**Exercise requirements**: Gather, from the listing beneath this task, every line holding the string "INTERIOR".

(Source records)

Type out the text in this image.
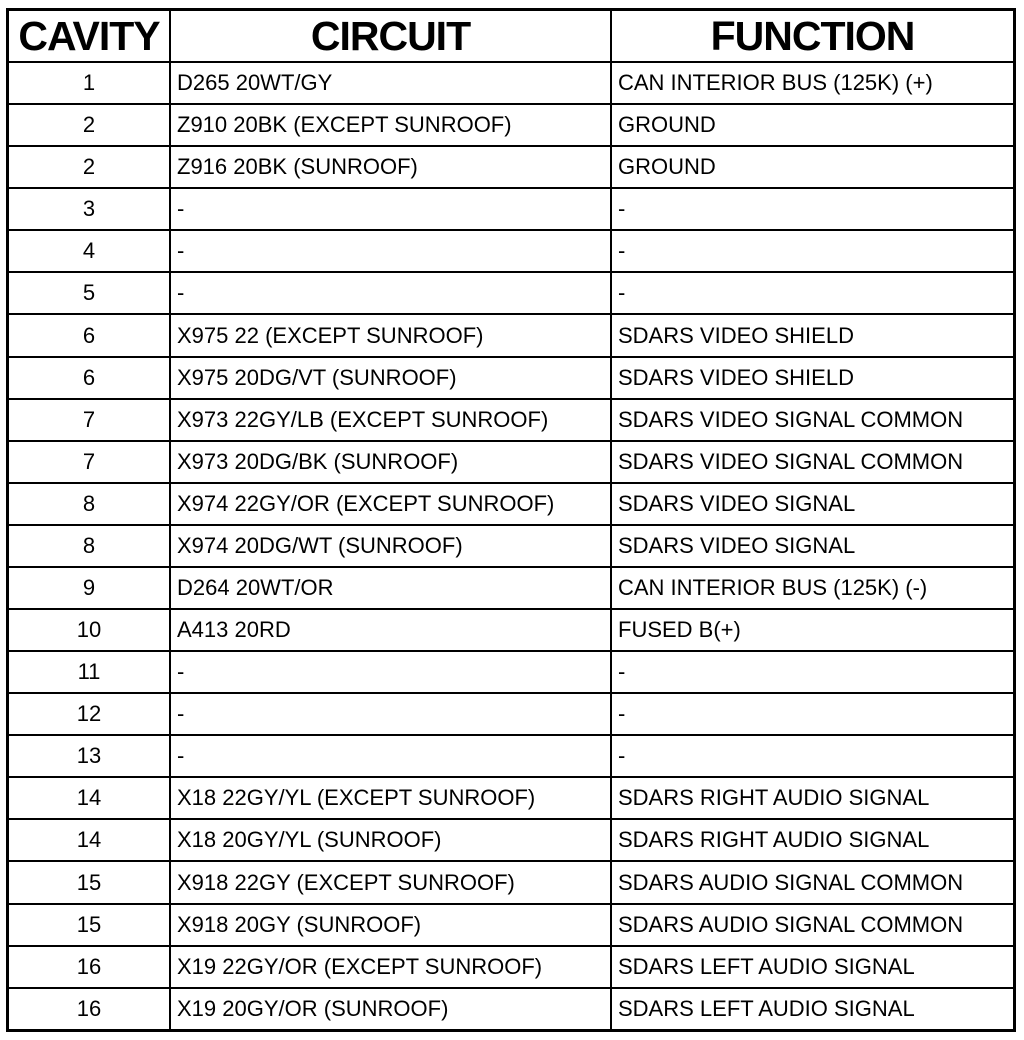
CAVITY	CIRCUIT	FUNCTION
1	D265 20WT/GY	CAN INTERIOR BUS (125K) (+)
2	Z910 20BK (EXCEPT SUNROOF)	GROUND
2	Z916 20BK (SUNROOF)	GROUND
3	-	-
4	-	-
5	-	-
6	X975 22 (EXCEPT SUNROOF)	SDARS VIDEO SHIELD
6	X975 20DG/VT (SUNROOF)	SDARS VIDEO SHIELD
7	X973 22GY/LB (EXCEPT SUNROOF)	SDARS VIDEO SIGNAL COMMON
7	X973 20DG/BK (SUNROOF)	SDARS VIDEO SIGNAL COMMON
8	X974 22GY/OR (EXCEPT SUNROOF)	SDARS VIDEO SIGNAL
8	X974 20DG/WT (SUNROOF)	SDARS VIDEO SIGNAL
9	D264 20WT/OR	CAN INTERIOR BUS (125K) (-)
10	A413 20RD	FUSED B(+)
11	-	-
12	-	-
13	-	-
14	X18 22GY/YL (EXCEPT SUNROOF)	SDARS RIGHT AUDIO SIGNAL
14	X18 20GY/YL (SUNROOF)	SDARS RIGHT AUDIO SIGNAL
15	X918 22GY (EXCEPT SUNROOF)	SDARS AUDIO SIGNAL COMMON
15	X918 20GY (SUNROOF)	SDARS AUDIO SIGNAL COMMON
16	X19 22GY/OR (EXCEPT SUNROOF)	SDARS LEFT AUDIO SIGNAL
16	X19 20GY/OR (SUNROOF)	SDARS LEFT AUDIO SIGNAL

**Solution for this exercise**:
1	D265 20WT/GY	CAN INTERIOR BUS (125K) (+)
9	D264 20WT/OR	CAN INTERIOR BUS (125K) (-)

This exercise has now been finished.